* _Short problem_
Scan the material that follows. Copy every line containing the word "this".
--- START ---
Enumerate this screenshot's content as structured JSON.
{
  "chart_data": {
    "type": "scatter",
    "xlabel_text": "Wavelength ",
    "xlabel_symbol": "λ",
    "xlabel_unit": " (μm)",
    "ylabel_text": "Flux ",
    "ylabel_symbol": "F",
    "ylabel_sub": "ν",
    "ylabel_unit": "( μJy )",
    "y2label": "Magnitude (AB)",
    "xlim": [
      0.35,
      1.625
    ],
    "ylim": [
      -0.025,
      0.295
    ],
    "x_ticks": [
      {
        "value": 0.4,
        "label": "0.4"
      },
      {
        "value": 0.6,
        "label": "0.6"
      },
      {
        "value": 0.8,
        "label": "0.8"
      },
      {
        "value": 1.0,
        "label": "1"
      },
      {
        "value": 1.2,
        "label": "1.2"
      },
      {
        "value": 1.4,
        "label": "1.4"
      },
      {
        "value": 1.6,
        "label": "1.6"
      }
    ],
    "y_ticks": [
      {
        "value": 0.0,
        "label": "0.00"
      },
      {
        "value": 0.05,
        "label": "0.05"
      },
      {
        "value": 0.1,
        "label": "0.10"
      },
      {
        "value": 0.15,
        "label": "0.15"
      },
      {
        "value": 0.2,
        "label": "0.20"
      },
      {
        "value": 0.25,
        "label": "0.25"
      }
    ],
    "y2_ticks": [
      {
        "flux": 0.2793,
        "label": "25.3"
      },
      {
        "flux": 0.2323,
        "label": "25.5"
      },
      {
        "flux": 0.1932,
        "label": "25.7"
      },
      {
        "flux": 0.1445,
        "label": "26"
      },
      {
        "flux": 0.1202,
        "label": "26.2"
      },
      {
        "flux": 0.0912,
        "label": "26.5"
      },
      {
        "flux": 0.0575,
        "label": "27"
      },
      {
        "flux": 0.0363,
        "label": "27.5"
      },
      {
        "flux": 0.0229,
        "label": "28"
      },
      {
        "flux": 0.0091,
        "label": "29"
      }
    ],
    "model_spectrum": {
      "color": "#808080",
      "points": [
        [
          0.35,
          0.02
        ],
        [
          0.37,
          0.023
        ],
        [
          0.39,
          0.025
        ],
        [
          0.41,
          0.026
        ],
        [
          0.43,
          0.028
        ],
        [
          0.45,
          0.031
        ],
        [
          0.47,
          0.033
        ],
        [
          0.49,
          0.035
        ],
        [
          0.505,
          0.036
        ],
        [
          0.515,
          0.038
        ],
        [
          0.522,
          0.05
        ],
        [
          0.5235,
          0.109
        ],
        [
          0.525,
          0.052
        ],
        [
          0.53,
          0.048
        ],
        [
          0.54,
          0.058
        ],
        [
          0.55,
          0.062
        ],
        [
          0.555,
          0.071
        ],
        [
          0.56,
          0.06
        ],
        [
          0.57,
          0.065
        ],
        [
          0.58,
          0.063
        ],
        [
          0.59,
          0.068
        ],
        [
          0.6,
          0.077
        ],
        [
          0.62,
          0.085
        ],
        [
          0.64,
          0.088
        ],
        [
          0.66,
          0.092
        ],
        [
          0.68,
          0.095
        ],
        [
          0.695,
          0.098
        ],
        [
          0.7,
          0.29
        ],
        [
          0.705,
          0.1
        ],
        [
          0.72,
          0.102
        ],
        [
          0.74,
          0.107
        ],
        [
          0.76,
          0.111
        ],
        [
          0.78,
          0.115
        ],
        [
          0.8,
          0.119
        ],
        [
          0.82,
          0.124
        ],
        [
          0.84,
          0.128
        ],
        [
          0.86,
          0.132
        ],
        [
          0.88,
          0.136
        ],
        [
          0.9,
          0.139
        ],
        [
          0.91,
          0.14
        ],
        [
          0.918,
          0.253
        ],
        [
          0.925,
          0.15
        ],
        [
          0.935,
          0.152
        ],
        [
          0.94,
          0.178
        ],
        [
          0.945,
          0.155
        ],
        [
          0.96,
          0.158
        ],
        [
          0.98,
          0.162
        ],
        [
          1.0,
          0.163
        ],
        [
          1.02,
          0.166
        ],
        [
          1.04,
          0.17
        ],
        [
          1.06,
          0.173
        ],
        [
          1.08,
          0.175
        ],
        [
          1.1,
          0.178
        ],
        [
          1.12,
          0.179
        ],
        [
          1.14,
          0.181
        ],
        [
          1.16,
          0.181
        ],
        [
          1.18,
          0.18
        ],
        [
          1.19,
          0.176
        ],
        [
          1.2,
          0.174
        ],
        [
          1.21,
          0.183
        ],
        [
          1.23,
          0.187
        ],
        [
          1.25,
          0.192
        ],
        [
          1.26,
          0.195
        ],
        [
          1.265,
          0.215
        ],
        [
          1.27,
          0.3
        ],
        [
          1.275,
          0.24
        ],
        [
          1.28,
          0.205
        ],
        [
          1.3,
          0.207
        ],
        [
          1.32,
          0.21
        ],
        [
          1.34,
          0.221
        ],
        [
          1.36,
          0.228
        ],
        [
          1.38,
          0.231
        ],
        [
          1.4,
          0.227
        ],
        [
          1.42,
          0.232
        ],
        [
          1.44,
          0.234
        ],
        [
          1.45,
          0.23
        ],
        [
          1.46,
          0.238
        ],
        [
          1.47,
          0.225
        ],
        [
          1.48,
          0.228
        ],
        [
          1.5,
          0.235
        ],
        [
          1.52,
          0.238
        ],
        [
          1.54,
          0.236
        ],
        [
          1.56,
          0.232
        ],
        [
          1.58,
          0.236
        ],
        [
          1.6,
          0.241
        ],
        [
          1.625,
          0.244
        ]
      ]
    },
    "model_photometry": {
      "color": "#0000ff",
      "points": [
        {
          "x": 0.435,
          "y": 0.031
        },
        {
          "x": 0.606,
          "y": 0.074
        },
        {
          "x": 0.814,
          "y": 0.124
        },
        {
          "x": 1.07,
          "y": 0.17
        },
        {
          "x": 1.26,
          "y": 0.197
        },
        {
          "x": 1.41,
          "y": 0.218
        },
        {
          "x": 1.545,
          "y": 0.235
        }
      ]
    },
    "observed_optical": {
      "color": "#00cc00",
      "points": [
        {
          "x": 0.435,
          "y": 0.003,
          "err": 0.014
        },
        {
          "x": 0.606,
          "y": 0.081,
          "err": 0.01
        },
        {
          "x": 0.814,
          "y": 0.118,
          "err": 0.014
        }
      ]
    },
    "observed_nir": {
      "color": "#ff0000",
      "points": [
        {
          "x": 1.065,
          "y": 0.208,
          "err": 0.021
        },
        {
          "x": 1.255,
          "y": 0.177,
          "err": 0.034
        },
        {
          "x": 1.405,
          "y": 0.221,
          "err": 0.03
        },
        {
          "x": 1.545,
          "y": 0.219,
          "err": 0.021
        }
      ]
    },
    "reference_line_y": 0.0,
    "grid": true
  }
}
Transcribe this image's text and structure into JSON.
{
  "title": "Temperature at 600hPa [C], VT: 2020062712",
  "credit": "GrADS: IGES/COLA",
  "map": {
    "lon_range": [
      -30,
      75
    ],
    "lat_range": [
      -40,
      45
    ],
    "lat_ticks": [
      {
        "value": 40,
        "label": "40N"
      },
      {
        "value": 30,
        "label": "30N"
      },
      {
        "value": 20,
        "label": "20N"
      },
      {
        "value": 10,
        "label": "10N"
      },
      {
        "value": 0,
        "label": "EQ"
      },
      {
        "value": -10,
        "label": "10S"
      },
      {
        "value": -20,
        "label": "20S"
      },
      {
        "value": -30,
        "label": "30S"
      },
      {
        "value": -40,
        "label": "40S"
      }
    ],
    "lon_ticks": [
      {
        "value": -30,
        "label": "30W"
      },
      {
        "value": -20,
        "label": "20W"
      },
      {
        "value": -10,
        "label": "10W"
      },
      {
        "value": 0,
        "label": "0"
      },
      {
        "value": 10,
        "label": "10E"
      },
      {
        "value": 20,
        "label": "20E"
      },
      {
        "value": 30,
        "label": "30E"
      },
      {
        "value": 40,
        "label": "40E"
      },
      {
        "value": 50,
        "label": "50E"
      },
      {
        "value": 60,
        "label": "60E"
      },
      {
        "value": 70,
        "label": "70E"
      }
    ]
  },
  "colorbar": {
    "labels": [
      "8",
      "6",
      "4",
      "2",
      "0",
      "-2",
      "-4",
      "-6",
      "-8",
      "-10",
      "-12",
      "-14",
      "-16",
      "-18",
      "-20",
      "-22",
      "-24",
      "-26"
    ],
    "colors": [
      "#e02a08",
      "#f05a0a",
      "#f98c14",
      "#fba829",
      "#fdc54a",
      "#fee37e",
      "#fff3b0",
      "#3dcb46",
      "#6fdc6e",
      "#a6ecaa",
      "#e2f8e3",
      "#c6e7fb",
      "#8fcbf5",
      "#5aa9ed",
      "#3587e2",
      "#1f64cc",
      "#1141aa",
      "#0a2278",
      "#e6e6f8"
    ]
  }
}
--- END ---
* _Full answer_
Enumerate this screenshot's content as structured JSON.
Transcribe this image's text and structure into JSON.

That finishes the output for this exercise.